(Rows from a figure dataset)
────────────────────
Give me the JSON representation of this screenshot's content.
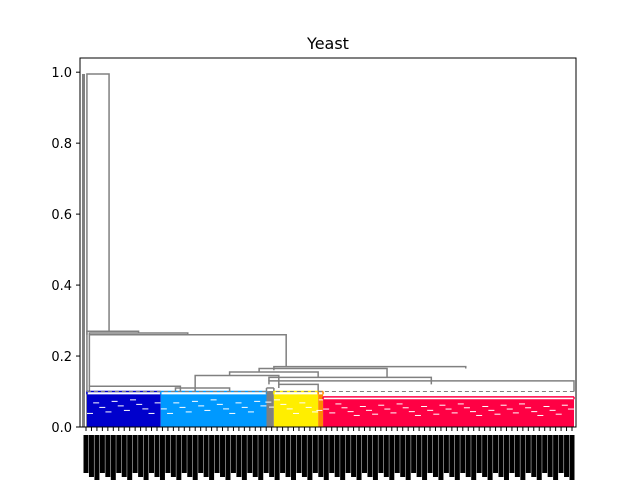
{
  "chart_data": {
    "type": "dendrogram",
    "title": "Yeast",
    "xlabel": "",
    "ylabel": "",
    "ylim": [
      0,
      1.04
    ],
    "yticks": [
      "0.0",
      "0.2",
      "0.4",
      "0.6",
      "0.8",
      "1.0"
    ],
    "ytick_values": [
      0.0,
      0.2,
      0.4,
      0.6,
      0.8,
      1.0
    ],
    "grid": false,
    "cut_threshold": 0.1,
    "link_color": "#808080",
    "clusters": [
      {
        "color": "#0000cc",
        "x_range": [
          0.01,
          0.16
        ],
        "height": 0.1
      },
      {
        "color": "#0099ff",
        "x_range": [
          0.16,
          0.375
        ],
        "height": 0.1
      },
      {
        "color": "#808080",
        "x_range": [
          0.375,
          0.39
        ],
        "height": 0.11
      },
      {
        "color": "#ffee00",
        "x_range": [
          0.39,
          0.48
        ],
        "height": 0.1
      },
      {
        "color": "#ff8800",
        "x_range": [
          0.48,
          0.49
        ],
        "height": 0.1
      },
      {
        "color": "#ff0044",
        "x_range": [
          0.49,
          1.0
        ],
        "height": 0.085
      }
    ],
    "upper_links": [
      {
        "x": [
          0.01,
          0.055
        ],
        "h": 0.995,
        "children_h": [
          0,
          0.27
        ]
      },
      {
        "x": [
          0.01,
          0.115
        ],
        "h": 0.27,
        "children_h": [
          0.26,
          0.265
        ]
      },
      {
        "x": [
          0.015,
          0.215
        ],
        "h": 0.265,
        "children_h": [
          0.26,
          0.26
        ]
      },
      {
        "x": [
          0.015,
          0.415
        ],
        "h": 0.26,
        "children_h": [
          0.115,
          0.17
        ]
      },
      {
        "x": [
          0.39,
          0.78
        ],
        "h": 0.17,
        "children_h": [
          0.16,
          0.165
        ]
      },
      {
        "x": [
          0.36,
          0.62
        ],
        "h": 0.165,
        "children_h": [
          0.155,
          0.14
        ]
      },
      {
        "x": [
          0.3,
          0.48
        ],
        "h": 0.155,
        "children_h": [
          0.145,
          0.14
        ]
      },
      {
        "x": [
          0.23,
          0.4
        ],
        "h": 0.145,
        "children_h": [
          0.1,
          0.12
        ]
      },
      {
        "x": [
          0.38,
          0.71
        ],
        "h": 0.14,
        "children_h": [
          0.13,
          0.12
        ]
      },
      {
        "x": [
          0.38,
          1.0
        ],
        "h": 0.13,
        "children_h": [
          0.12,
          0.1
        ]
      },
      {
        "x": [
          0.4,
          0.48
        ],
        "h": 0.12,
        "children_h": [
          0.11,
          0.1
        ]
      },
      {
        "x": [
          0.015,
          0.2
        ],
        "h": 0.115,
        "children_h": [
          0.1,
          0.1
        ]
      },
      {
        "x": [
          0.19,
          0.3
        ],
        "h": 0.11,
        "children_h": [
          0.1,
          0.1
        ]
      }
    ]
  }
}
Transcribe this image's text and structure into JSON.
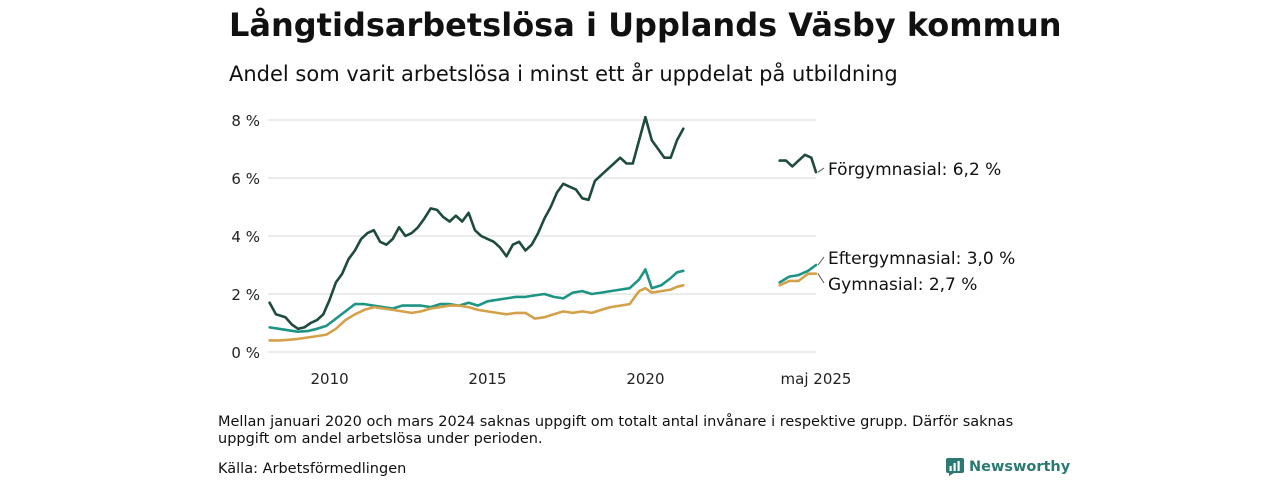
{
  "header": {
    "title": "Långtidsarbetslösa i Upplands Väsby kommun",
    "subtitle": "Andel som varit arbetslösa i minst ett år uppdelat på utbildning"
  },
  "footer": {
    "note": "Mellan januari 2020 och mars 2024 saknas uppgift om totalt antal invånare i respektive grupp. Därför saknas uppgift om andel arbetslösa under perioden.",
    "source": "Källa: Arbetsförmedlingen",
    "brand": "Newsworthy"
  },
  "chart_data": {
    "type": "line",
    "title": "Långtidsarbetslösa i Upplands Väsby kommun",
    "subtitle": "Andel som varit arbetslösa i minst ett år uppdelat på utbildning",
    "ylim": [
      0,
      8
    ],
    "yticks": [
      0,
      2,
      4,
      6,
      8
    ],
    "ytick_labels": [
      "0 %",
      "2 %",
      "4 %",
      "6 %",
      "8 %"
    ],
    "xticks": [
      2010,
      2015,
      2020,
      2025.4
    ],
    "xtick_labels": [
      "2010",
      "2015",
      "2020",
      "maj 2025"
    ],
    "grid": true,
    "series": [
      {
        "name": "Förgymnasial",
        "end_label": "Förgymnasial: 6,2 %",
        "color": "#1f4a3e",
        "segments": [
          [
            [
              2008.1,
              1.7
            ],
            [
              2008.3,
              1.3
            ],
            [
              2008.6,
              1.2
            ],
            [
              2008.8,
              0.95
            ],
            [
              2009.0,
              0.8
            ],
            [
              2009.2,
              0.85
            ],
            [
              2009.4,
              1.0
            ],
            [
              2009.6,
              1.1
            ],
            [
              2009.8,
              1.3
            ],
            [
              2010.0,
              1.8
            ],
            [
              2010.2,
              2.4
            ],
            [
              2010.4,
              2.7
            ],
            [
              2010.6,
              3.2
            ],
            [
              2010.8,
              3.5
            ],
            [
              2011.0,
              3.9
            ],
            [
              2011.2,
              4.1
            ],
            [
              2011.4,
              4.2
            ],
            [
              2011.6,
              3.8
            ],
            [
              2011.8,
              3.7
            ],
            [
              2012.0,
              3.9
            ],
            [
              2012.2,
              4.3
            ],
            [
              2012.4,
              4.0
            ],
            [
              2012.6,
              4.1
            ],
            [
              2012.8,
              4.3
            ],
            [
              2013.0,
              4.6
            ],
            [
              2013.2,
              4.95
            ],
            [
              2013.4,
              4.9
            ],
            [
              2013.6,
              4.65
            ],
            [
              2013.8,
              4.5
            ],
            [
              2014.0,
              4.7
            ],
            [
              2014.2,
              4.5
            ],
            [
              2014.4,
              4.8
            ],
            [
              2014.6,
              4.2
            ],
            [
              2014.8,
              4.0
            ],
            [
              2015.0,
              3.9
            ],
            [
              2015.2,
              3.8
            ],
            [
              2015.4,
              3.6
            ],
            [
              2015.6,
              3.3
            ],
            [
              2015.8,
              3.7
            ],
            [
              2016.0,
              3.8
            ],
            [
              2016.2,
              3.5
            ],
            [
              2016.4,
              3.7
            ],
            [
              2016.6,
              4.1
            ],
            [
              2016.8,
              4.6
            ],
            [
              2017.0,
              5.0
            ],
            [
              2017.2,
              5.5
            ],
            [
              2017.4,
              5.8
            ],
            [
              2017.6,
              5.7
            ],
            [
              2017.8,
              5.6
            ],
            [
              2018.0,
              5.3
            ],
            [
              2018.2,
              5.25
            ],
            [
              2018.4,
              5.9
            ],
            [
              2018.6,
              6.1
            ],
            [
              2018.8,
              6.3
            ],
            [
              2019.0,
              6.5
            ],
            [
              2019.2,
              6.7
            ],
            [
              2019.4,
              6.5
            ],
            [
              2019.6,
              6.5
            ],
            [
              2019.8,
              7.3
            ],
            [
              2020.0,
              8.1
            ],
            [
              2020.2,
              7.3
            ],
            [
              2020.4,
              7.0
            ],
            [
              2020.6,
              6.7
            ],
            [
              2020.8,
              6.7
            ],
            [
              2021.0,
              7.3
            ],
            [
              2021.2,
              7.7
            ]
          ],
          [
            [
              2024.25,
              6.6
            ],
            [
              2024.45,
              6.6
            ],
            [
              2024.65,
              6.4
            ],
            [
              2024.85,
              6.6
            ],
            [
              2025.05,
              6.8
            ],
            [
              2025.25,
              6.7
            ],
            [
              2025.4,
              6.2
            ]
          ]
        ]
      },
      {
        "name": "Eftergymnasial",
        "end_label": "Eftergymnasial: 3,0 %",
        "color": "#1e9484",
        "segments": [
          [
            [
              2008.1,
              0.85
            ],
            [
              2008.4,
              0.8
            ],
            [
              2008.7,
              0.75
            ],
            [
              2009.0,
              0.7
            ],
            [
              2009.3,
              0.72
            ],
            [
              2009.6,
              0.8
            ],
            [
              2009.9,
              0.9
            ],
            [
              2010.2,
              1.15
            ],
            [
              2010.5,
              1.4
            ],
            [
              2010.8,
              1.65
            ],
            [
              2011.1,
              1.65
            ],
            [
              2011.4,
              1.6
            ],
            [
              2011.7,
              1.55
            ],
            [
              2012.0,
              1.5
            ],
            [
              2012.3,
              1.6
            ],
            [
              2012.6,
              1.6
            ],
            [
              2012.9,
              1.6
            ],
            [
              2013.2,
              1.55
            ],
            [
              2013.5,
              1.65
            ],
            [
              2013.8,
              1.65
            ],
            [
              2014.1,
              1.6
            ],
            [
              2014.4,
              1.7
            ],
            [
              2014.7,
              1.6
            ],
            [
              2015.0,
              1.75
            ],
            [
              2015.3,
              1.8
            ],
            [
              2015.6,
              1.85
            ],
            [
              2015.9,
              1.9
            ],
            [
              2016.2,
              1.9
            ],
            [
              2016.5,
              1.95
            ],
            [
              2016.8,
              2.0
            ],
            [
              2017.1,
              1.9
            ],
            [
              2017.4,
              1.85
            ],
            [
              2017.7,
              2.05
            ],
            [
              2018.0,
              2.1
            ],
            [
              2018.3,
              2.0
            ],
            [
              2018.6,
              2.05
            ],
            [
              2018.9,
              2.1
            ],
            [
              2019.2,
              2.15
            ],
            [
              2019.5,
              2.2
            ],
            [
              2019.8,
              2.5
            ],
            [
              2020.0,
              2.85
            ],
            [
              2020.2,
              2.2
            ],
            [
              2020.5,
              2.3
            ],
            [
              2020.8,
              2.55
            ],
            [
              2021.0,
              2.75
            ],
            [
              2021.2,
              2.8
            ]
          ],
          [
            [
              2024.25,
              2.4
            ],
            [
              2024.55,
              2.6
            ],
            [
              2024.85,
              2.65
            ],
            [
              2025.15,
              2.8
            ],
            [
              2025.4,
              3.0
            ]
          ]
        ]
      },
      {
        "name": "Gymnasial",
        "end_label": "Gymnasial: 2,7 %",
        "color": "#d4a04a",
        "segments": [
          [
            [
              2008.1,
              0.4
            ],
            [
              2008.4,
              0.4
            ],
            [
              2008.7,
              0.42
            ],
            [
              2009.0,
              0.45
            ],
            [
              2009.3,
              0.5
            ],
            [
              2009.6,
              0.55
            ],
            [
              2009.9,
              0.6
            ],
            [
              2010.2,
              0.8
            ],
            [
              2010.5,
              1.1
            ],
            [
              2010.8,
              1.3
            ],
            [
              2011.1,
              1.45
            ],
            [
              2011.4,
              1.55
            ],
            [
              2011.7,
              1.5
            ],
            [
              2012.0,
              1.45
            ],
            [
              2012.3,
              1.4
            ],
            [
              2012.6,
              1.35
            ],
            [
              2012.9,
              1.4
            ],
            [
              2013.2,
              1.5
            ],
            [
              2013.5,
              1.55
            ],
            [
              2013.8,
              1.6
            ],
            [
              2014.1,
              1.6
            ],
            [
              2014.4,
              1.55
            ],
            [
              2014.7,
              1.45
            ],
            [
              2015.0,
              1.4
            ],
            [
              2015.3,
              1.35
            ],
            [
              2015.6,
              1.3
            ],
            [
              2015.9,
              1.35
            ],
            [
              2016.2,
              1.35
            ],
            [
              2016.5,
              1.15
            ],
            [
              2016.8,
              1.2
            ],
            [
              2017.1,
              1.3
            ],
            [
              2017.4,
              1.4
            ],
            [
              2017.7,
              1.35
            ],
            [
              2018.0,
              1.4
            ],
            [
              2018.3,
              1.35
            ],
            [
              2018.6,
              1.45
            ],
            [
              2018.9,
              1.55
            ],
            [
              2019.2,
              1.6
            ],
            [
              2019.5,
              1.65
            ],
            [
              2019.8,
              2.1
            ],
            [
              2020.0,
              2.2
            ],
            [
              2020.2,
              2.05
            ],
            [
              2020.5,
              2.1
            ],
            [
              2020.8,
              2.15
            ],
            [
              2021.0,
              2.25
            ],
            [
              2021.2,
              2.3
            ]
          ],
          [
            [
              2024.25,
              2.3
            ],
            [
              2024.55,
              2.45
            ],
            [
              2024.85,
              2.45
            ],
            [
              2025.15,
              2.7
            ],
            [
              2025.4,
              2.7
            ]
          ]
        ]
      }
    ]
  }
}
────────────────────
> [Given problem]: Search the listing for the word "subtitle" and return each line that holds it.

> [Solved problem]:
    "subtitle": "Andel som varit arbetslösa i minst ett år uppdelat på utbildning"
    "subtitle": "Andel som varit arbetslösa i minst ett år uppdelat på utbildning",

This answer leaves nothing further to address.